■ Set problem:
Output all of the data below exactly as given.

--- START Extracted data ---

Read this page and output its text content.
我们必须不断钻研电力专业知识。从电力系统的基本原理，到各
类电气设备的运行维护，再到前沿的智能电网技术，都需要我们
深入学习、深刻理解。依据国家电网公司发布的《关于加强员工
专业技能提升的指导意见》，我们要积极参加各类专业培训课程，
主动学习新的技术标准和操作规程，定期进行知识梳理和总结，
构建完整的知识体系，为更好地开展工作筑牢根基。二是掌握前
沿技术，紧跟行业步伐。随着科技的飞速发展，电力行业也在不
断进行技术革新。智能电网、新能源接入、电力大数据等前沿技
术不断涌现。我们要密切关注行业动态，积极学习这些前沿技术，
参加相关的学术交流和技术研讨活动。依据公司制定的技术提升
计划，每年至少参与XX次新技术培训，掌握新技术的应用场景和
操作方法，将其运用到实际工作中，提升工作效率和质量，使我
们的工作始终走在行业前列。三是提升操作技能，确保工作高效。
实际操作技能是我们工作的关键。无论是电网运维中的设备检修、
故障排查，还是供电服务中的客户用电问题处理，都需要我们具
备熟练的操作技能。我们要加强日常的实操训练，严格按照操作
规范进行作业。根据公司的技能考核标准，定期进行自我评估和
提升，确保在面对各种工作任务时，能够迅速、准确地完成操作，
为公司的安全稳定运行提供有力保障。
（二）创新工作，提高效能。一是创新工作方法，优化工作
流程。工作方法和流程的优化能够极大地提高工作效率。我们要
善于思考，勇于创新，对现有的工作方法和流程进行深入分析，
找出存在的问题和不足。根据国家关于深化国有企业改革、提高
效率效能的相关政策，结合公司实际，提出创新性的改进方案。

--- END Extracted data ---

■ The result:
Read this page and output its text content.
我们必须不断钻研电力专业知识。从电力系统的基本原理，到各
类电气设备的运行维护，再到前沿的智能电网技术，都需要我们
深入学习、深刻理解。依据国家电网公司发布的《关于加强员工
专业技能提升的指导意见》，我们要积极参加各类专业培训课程，
主动学习新的技术标准和操作规程，定期进行知识梳理和总结，
构建完整的知识体系，为更好地开展工作筑牢根基。二是掌握前
沿技术，紧跟行业步伐。随着科技的飞速发展，电力行业也在不
断进行技术革新。智能电网、新能源接入、电力大数据等前沿技
术不断涌现。我们要密切关注行业动态，积极学习这些前沿技术，
参加相关的学术交流和技术研讨活动。依据公司制定的技术提升
计划，每年至少参与XX次新技术培训，掌握新技术的应用场景和
操作方法，将其运用到实际工作中，提升工作效率和质量，使我
们的工作始终走在行业前列。三是提升操作技能，确保工作高效。
实际操作技能是我们工作的关键。无论是电网运维中的设备检修、
故障排查，还是供电服务中的客户用电问题处理，都需要我们具
备熟练的操作技能。我们要加强日常的实操训练，严格按照操作
规范进行作业。根据公司的技能考核标准，定期进行自我评估和
提升，确保在面对各种工作任务时，能够迅速、准确地完成操作，
为公司的安全稳定运行提供有力保障。
（二）创新工作，提高效能。一是创新工作方法，优化工作
流程。工作方法和流程的优化能够极大地提高工作效率。我们要
善于思考，勇于创新，对现有的工作方法和流程进行深入分析，
找出存在的问题和不足。根据国家关于深化国有企业改革、提高
效率效能的相关政策，结合公司实际，提出创新性的改进方案。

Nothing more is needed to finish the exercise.